▶ [Direction]
Below are the records. List every line holding the word "kind".

▶ [Listing]
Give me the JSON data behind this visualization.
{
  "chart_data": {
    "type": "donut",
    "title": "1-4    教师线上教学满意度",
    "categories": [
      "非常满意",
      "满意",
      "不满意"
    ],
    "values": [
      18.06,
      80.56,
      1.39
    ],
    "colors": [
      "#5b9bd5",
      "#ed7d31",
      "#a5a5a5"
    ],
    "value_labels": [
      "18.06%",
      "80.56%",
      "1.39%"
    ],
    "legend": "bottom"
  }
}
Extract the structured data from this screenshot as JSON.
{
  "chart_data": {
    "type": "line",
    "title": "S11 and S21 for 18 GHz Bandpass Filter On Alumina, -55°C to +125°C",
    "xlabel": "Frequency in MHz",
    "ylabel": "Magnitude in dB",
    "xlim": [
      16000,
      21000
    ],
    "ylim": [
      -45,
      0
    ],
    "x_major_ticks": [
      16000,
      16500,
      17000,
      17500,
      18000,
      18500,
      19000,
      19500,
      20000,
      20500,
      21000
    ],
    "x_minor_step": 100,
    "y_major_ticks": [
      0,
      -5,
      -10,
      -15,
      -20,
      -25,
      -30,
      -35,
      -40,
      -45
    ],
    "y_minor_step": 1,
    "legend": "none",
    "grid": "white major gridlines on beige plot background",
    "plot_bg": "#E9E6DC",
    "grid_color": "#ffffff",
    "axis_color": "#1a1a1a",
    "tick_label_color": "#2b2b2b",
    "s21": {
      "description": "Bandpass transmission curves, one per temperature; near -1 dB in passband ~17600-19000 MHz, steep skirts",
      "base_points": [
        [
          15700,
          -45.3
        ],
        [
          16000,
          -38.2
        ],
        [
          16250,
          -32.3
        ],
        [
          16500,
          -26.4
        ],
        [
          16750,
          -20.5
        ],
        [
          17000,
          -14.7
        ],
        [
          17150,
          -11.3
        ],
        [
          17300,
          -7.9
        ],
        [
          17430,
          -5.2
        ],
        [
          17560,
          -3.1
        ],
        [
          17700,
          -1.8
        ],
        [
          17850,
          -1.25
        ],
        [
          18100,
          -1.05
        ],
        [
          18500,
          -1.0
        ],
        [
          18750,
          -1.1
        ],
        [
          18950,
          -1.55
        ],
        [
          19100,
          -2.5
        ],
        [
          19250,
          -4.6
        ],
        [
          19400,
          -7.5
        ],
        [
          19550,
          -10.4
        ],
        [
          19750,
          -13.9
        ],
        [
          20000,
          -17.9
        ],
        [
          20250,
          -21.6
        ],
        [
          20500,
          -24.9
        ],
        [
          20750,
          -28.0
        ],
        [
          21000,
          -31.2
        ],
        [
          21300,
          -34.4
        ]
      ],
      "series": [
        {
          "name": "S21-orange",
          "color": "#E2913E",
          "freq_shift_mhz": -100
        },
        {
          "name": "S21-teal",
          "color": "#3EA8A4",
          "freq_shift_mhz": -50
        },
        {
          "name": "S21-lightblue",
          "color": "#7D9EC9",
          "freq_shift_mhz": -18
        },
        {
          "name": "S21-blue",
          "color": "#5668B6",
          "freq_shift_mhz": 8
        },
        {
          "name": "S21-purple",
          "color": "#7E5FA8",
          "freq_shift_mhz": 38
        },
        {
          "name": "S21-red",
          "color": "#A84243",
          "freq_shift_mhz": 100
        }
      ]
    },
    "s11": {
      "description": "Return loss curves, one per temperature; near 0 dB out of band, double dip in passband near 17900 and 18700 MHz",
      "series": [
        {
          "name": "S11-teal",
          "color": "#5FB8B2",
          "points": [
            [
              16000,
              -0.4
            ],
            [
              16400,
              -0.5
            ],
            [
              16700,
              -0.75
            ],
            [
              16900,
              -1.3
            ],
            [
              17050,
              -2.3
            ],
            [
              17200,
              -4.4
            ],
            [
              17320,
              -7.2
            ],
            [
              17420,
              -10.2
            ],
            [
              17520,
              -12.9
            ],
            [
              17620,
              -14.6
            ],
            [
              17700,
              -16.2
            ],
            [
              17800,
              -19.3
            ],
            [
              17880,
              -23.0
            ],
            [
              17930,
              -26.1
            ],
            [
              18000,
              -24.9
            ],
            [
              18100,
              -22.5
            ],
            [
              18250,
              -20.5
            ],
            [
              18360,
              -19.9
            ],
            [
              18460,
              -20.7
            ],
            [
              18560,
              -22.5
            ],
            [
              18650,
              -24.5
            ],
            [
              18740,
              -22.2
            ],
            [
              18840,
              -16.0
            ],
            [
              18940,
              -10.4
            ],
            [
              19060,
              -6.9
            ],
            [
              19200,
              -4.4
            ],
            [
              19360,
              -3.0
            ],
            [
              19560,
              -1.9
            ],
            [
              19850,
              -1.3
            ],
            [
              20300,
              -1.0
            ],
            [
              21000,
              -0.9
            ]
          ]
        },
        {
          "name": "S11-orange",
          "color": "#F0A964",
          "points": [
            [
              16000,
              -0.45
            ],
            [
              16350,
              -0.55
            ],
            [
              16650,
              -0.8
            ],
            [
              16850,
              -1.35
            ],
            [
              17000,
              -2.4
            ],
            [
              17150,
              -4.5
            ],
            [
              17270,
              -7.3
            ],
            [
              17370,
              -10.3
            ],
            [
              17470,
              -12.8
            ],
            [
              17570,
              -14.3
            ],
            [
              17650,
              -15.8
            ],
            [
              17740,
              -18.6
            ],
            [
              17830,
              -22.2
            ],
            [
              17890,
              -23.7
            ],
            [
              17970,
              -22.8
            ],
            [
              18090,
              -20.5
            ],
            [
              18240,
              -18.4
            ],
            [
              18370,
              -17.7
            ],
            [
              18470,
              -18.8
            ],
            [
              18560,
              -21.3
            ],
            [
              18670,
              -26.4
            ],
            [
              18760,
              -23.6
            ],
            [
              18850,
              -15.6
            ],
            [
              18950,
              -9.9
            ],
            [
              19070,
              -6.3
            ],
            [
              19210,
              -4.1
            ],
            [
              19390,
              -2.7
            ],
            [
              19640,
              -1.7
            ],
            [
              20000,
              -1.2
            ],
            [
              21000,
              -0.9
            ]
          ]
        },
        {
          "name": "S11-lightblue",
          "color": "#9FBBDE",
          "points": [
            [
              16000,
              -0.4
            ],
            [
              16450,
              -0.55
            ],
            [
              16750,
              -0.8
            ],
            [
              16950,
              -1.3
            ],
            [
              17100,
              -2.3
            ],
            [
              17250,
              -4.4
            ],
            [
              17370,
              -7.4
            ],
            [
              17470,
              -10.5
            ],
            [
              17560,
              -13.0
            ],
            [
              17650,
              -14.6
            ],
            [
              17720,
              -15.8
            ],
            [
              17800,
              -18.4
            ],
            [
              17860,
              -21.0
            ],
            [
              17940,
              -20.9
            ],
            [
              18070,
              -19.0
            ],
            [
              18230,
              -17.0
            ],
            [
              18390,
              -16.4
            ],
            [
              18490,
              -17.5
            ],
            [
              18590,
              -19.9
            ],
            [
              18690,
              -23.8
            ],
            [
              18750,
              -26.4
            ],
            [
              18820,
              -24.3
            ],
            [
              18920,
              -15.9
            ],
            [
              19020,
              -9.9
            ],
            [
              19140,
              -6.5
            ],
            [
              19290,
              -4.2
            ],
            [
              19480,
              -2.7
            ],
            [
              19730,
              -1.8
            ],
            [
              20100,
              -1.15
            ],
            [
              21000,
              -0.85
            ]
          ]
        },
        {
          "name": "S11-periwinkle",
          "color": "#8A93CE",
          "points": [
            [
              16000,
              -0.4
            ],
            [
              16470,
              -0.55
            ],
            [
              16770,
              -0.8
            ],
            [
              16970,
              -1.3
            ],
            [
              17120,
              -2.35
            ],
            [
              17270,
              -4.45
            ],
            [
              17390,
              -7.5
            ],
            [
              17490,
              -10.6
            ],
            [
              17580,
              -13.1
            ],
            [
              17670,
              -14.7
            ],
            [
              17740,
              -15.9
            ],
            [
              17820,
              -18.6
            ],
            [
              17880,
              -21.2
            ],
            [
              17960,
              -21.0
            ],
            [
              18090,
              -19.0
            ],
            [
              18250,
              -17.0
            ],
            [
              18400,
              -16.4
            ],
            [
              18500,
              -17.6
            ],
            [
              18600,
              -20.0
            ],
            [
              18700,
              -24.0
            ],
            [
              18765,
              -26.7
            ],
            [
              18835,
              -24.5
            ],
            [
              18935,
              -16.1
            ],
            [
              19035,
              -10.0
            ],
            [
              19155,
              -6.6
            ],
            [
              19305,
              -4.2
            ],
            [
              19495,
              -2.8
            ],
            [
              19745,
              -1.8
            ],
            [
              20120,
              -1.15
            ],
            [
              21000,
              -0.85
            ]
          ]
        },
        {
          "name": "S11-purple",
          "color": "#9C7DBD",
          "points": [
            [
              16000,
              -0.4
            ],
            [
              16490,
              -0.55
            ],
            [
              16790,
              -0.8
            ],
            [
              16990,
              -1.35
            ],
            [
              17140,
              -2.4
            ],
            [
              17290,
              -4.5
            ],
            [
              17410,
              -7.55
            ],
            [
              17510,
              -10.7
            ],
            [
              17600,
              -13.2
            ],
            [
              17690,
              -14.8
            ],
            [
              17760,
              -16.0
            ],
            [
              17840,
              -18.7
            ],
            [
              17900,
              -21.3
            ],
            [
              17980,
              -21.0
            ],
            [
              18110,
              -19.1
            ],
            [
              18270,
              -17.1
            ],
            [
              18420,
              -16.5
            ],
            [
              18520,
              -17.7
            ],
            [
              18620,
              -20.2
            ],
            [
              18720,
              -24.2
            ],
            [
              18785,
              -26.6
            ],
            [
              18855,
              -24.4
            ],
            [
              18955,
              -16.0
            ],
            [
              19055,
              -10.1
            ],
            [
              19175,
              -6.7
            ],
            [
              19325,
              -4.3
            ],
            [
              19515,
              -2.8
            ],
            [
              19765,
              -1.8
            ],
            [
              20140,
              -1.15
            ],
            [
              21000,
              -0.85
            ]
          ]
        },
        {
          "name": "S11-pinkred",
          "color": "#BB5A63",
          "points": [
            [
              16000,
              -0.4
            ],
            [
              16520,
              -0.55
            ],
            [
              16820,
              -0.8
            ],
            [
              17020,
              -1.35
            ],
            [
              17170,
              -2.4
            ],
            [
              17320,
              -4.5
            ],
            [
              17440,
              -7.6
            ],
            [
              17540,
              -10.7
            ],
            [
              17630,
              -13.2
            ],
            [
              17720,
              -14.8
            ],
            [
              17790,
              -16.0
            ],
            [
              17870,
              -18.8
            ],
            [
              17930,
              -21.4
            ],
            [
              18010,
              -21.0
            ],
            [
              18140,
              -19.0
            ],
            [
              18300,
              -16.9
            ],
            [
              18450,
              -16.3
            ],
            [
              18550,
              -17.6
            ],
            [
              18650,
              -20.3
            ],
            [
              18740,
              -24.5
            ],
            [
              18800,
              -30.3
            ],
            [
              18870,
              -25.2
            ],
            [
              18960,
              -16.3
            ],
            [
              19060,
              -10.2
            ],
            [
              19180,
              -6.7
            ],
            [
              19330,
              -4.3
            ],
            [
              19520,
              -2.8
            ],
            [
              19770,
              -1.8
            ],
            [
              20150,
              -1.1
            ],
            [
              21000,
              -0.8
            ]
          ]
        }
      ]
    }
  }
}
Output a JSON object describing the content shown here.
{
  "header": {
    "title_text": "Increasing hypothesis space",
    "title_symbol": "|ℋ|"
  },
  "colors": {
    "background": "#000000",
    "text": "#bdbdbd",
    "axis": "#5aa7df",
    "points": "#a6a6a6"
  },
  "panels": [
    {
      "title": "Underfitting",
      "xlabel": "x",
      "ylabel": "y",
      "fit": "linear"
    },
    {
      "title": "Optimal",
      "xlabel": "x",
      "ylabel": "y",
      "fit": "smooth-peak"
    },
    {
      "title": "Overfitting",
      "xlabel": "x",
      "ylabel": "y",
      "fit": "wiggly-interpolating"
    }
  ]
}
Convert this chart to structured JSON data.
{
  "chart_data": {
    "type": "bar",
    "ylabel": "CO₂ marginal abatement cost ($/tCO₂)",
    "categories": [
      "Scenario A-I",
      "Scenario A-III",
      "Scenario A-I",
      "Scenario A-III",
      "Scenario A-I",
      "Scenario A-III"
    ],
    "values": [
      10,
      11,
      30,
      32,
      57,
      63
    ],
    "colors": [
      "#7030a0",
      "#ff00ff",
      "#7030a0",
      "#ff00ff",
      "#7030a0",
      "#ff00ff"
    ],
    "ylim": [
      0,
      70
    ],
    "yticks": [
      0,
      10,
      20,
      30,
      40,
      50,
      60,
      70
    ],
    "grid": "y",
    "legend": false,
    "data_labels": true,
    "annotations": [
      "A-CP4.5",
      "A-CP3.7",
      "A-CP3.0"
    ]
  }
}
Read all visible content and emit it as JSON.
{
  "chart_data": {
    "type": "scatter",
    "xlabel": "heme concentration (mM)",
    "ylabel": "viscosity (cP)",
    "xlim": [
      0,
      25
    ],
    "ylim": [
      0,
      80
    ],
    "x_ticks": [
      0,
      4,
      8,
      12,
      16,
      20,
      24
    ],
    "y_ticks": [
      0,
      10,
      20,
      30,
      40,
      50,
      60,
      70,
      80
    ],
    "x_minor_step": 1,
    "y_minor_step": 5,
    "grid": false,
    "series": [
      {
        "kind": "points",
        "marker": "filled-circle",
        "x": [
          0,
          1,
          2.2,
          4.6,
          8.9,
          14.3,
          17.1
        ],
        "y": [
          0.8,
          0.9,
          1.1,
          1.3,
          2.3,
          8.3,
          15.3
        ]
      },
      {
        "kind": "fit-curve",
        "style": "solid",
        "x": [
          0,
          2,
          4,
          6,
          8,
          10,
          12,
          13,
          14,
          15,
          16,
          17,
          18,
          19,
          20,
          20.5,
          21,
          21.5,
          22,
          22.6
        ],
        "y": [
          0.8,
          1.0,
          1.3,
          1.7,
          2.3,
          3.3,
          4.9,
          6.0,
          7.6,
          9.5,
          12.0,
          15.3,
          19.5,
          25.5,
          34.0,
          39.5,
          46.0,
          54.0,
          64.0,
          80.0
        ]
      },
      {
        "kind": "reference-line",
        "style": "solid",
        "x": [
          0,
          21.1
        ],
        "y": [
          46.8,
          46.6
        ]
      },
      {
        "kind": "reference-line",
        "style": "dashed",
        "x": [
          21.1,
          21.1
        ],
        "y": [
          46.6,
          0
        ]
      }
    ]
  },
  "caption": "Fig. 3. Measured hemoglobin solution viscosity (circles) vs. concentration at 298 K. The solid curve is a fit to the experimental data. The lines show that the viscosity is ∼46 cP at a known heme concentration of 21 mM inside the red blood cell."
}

▶ [Answer to the problem]
        "kind": "points",
        "kind": "fit-curve",
        "kind": "reference-line",
        "kind": "reference-line",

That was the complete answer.